SET TASK. Reproduce the listing below without changes, except that pictures are left out.

* START PROVIDED DATA *

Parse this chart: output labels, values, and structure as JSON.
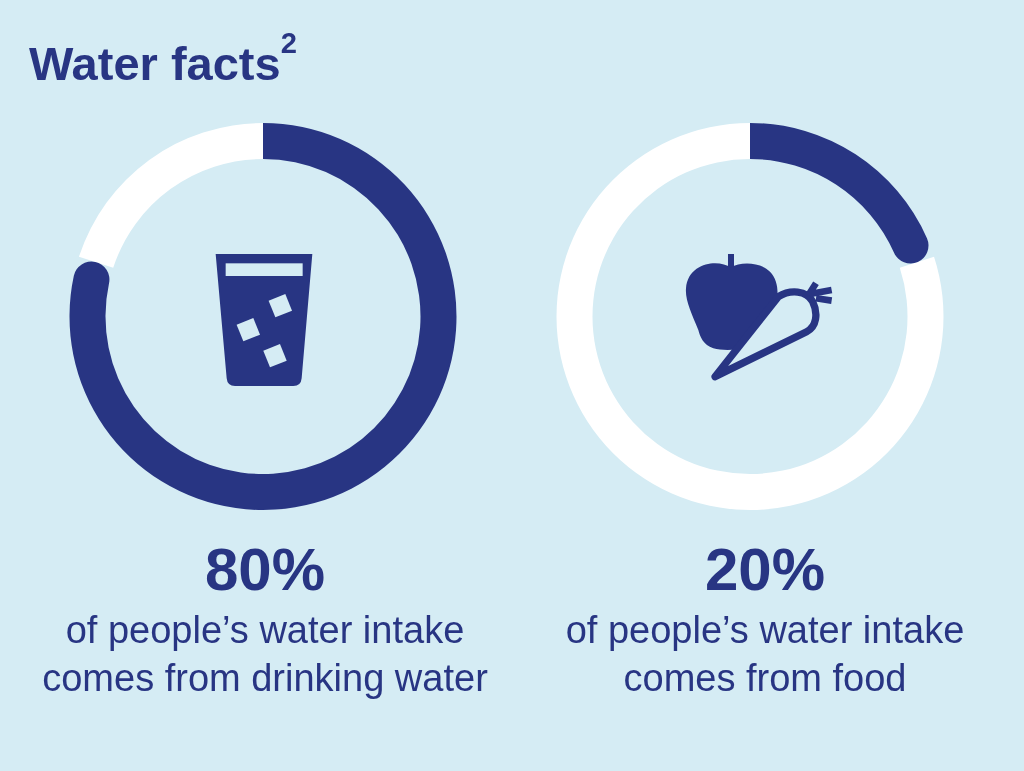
{
  "chart_data": [
    {
      "type": "donut",
      "title": "Water facts$^{2}$",
      "categories": [
        null,
        null
      ],
      "values": [
        80,
        20
      ],
      "colors": [
        "#283583",
        "#ffffff"
      ],
      "annotations": [
        "80%",
        "of people’s water intake comes from drinking water"
      ]
    },
    {
      "type": "donut",
      "categories": [
        null,
        null
      ],
      "values": [
        20,
        80
      ],
      "colors": [
        "#283583",
        "#ffffff"
      ],
      "annotations": [
        "20%",
        "of people’s water intake comes from food"
      ]
    }
  ]
}
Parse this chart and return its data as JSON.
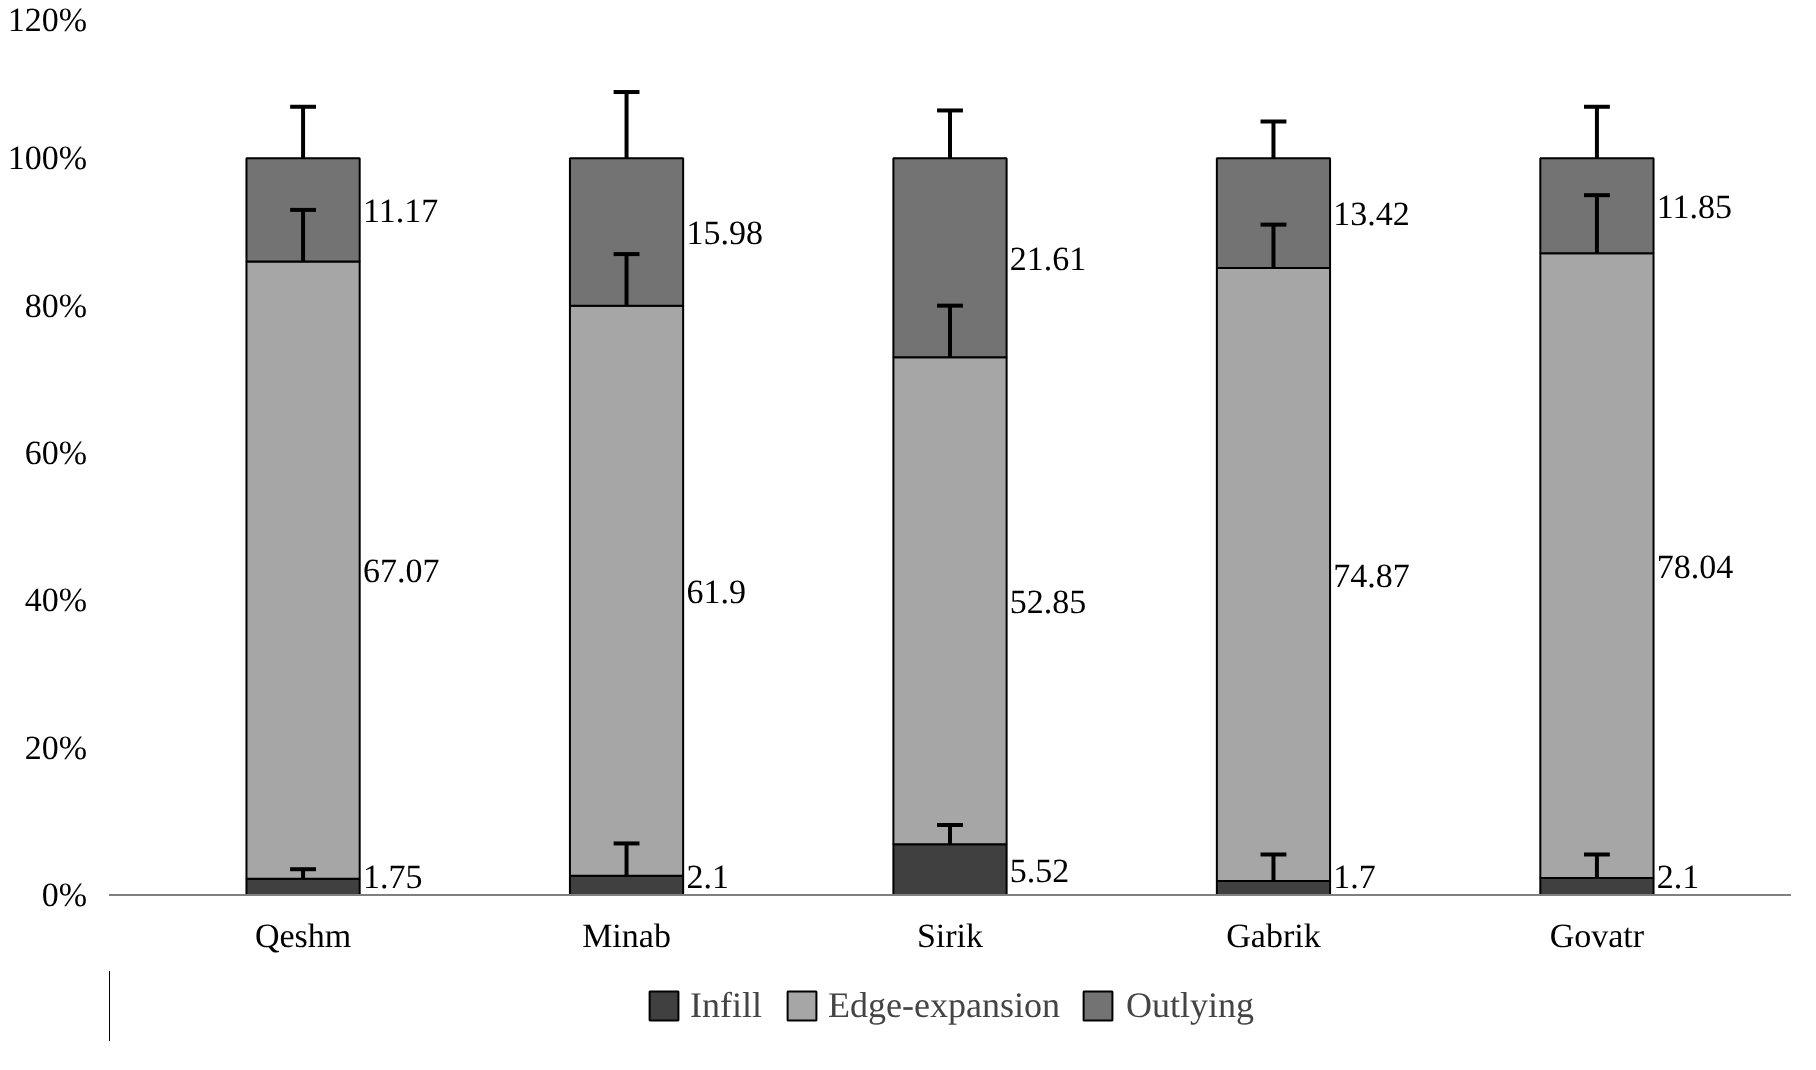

* END PROVIDED DATA *

OUTPUT FOR THIS TASK.
Parse this chart: output labels, values, and structure as JSON.
{
  "chart_data": [
    {
      "type": "donut",
      "title": "Water facts$^{2}$",
      "categories": [
        null,
        null
      ],
      "values": [
        80,
        20
      ],
      "colors": [
        "#283583",
        "#ffffff"
      ],
      "annotations": [
        "80%",
        "of people’s water intake comes from drinking water"
      ]
    },
    {
      "type": "donut",
      "categories": [
        null,
        null
      ],
      "values": [
        20,
        80
      ],
      "colors": [
        "#283583",
        "#ffffff"
      ],
      "annotations": [
        "20%",
        "of people’s water intake comes from food"
      ]
    }
  ]
}
Parse this chart and return its data as JSON.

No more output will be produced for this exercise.